*Exercise details:*
Copy each line in which the string "Puerto" occurs.

__________

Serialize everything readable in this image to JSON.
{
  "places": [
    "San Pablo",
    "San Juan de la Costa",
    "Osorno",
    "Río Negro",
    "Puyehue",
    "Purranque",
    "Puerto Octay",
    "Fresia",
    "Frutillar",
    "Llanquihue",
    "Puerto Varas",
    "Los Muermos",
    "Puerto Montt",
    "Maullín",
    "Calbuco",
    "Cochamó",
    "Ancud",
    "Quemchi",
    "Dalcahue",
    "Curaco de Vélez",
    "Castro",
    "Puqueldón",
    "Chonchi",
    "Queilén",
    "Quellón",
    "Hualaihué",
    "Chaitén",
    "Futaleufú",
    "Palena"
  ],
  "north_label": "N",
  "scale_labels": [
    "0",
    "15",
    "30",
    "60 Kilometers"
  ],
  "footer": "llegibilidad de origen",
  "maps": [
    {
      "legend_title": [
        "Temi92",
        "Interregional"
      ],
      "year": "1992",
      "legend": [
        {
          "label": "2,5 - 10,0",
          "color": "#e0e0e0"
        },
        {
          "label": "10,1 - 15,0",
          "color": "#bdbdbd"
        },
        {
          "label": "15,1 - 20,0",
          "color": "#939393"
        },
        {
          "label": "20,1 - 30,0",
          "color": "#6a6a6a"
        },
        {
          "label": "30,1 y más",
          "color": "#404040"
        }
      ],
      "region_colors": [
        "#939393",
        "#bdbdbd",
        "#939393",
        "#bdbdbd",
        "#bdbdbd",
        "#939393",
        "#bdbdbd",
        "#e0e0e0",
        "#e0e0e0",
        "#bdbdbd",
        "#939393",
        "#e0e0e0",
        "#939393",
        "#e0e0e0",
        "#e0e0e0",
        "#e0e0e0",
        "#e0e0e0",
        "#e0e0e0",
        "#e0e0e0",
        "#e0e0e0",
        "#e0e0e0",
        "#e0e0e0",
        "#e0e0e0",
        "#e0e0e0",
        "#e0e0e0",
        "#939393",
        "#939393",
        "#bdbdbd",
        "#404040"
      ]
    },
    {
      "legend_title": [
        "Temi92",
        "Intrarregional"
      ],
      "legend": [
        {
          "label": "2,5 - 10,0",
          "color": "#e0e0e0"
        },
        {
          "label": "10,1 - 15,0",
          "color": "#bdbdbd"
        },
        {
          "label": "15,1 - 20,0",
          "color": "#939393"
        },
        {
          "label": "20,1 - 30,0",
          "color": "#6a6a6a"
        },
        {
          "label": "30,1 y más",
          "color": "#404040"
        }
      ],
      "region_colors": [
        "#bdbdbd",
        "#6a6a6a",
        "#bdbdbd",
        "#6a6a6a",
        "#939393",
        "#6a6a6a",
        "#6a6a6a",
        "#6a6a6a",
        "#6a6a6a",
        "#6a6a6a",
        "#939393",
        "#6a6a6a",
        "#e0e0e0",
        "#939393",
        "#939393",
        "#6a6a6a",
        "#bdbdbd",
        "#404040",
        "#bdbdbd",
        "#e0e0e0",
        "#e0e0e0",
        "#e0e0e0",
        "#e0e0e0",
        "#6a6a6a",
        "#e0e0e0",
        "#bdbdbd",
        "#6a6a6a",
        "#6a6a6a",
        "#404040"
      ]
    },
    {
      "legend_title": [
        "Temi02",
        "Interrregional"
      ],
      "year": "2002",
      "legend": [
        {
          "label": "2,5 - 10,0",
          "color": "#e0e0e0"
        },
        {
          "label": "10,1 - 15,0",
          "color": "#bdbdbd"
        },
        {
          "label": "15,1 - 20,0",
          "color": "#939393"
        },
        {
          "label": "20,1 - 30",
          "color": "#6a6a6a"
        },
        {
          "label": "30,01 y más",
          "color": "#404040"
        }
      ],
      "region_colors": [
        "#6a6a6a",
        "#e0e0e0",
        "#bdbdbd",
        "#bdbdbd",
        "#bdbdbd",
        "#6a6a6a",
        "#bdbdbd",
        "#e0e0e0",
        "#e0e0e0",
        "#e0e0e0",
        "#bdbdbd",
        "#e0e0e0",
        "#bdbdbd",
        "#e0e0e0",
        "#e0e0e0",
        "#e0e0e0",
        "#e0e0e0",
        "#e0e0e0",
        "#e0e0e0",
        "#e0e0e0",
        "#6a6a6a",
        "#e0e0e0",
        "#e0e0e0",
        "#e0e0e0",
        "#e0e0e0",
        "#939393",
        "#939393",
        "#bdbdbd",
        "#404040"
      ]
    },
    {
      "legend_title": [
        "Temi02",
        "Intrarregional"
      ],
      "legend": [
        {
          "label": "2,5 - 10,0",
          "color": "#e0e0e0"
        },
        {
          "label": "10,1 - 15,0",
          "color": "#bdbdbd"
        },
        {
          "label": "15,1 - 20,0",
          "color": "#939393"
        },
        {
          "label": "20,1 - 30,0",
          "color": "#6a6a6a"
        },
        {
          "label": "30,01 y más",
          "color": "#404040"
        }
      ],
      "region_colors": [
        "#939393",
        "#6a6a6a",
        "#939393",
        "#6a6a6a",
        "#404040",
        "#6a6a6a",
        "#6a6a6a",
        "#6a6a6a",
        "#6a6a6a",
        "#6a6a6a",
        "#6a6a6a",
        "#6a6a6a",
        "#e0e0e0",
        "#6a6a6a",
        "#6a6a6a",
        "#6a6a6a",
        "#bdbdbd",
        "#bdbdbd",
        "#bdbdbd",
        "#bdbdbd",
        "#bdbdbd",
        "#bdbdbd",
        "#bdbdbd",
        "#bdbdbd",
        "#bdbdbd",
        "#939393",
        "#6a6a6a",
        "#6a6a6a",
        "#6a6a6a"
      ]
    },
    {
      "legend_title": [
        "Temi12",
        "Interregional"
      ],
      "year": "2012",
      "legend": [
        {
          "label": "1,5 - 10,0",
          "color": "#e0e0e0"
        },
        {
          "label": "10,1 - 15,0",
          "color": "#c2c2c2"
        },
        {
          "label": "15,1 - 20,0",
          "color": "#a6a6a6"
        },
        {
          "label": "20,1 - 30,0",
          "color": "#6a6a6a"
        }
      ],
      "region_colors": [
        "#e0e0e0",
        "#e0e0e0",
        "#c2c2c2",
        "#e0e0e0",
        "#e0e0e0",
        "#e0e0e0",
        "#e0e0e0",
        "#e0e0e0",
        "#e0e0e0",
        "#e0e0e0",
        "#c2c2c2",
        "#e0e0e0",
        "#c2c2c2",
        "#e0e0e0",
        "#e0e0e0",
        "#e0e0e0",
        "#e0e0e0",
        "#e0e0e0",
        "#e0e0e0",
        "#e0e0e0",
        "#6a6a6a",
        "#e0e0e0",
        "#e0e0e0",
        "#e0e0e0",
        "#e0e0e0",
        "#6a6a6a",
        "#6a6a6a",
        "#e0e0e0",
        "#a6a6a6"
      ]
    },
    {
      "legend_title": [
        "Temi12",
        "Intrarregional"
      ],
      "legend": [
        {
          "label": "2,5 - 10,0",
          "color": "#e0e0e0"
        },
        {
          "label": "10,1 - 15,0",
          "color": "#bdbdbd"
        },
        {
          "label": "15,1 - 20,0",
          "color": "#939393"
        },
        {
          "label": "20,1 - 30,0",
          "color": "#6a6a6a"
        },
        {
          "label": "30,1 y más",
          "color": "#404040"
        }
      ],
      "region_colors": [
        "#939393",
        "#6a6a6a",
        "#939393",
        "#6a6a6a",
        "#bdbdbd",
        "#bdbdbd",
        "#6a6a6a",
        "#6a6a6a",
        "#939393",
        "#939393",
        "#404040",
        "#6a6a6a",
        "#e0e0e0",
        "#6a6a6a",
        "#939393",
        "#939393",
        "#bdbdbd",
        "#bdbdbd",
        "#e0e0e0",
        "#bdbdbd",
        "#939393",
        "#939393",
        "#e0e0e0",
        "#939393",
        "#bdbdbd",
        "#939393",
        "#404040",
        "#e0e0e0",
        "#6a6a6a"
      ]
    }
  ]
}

__________

*Response to this task:*
    "Puerto Octay",
    "Puerto Varas",
    "Puerto Montt",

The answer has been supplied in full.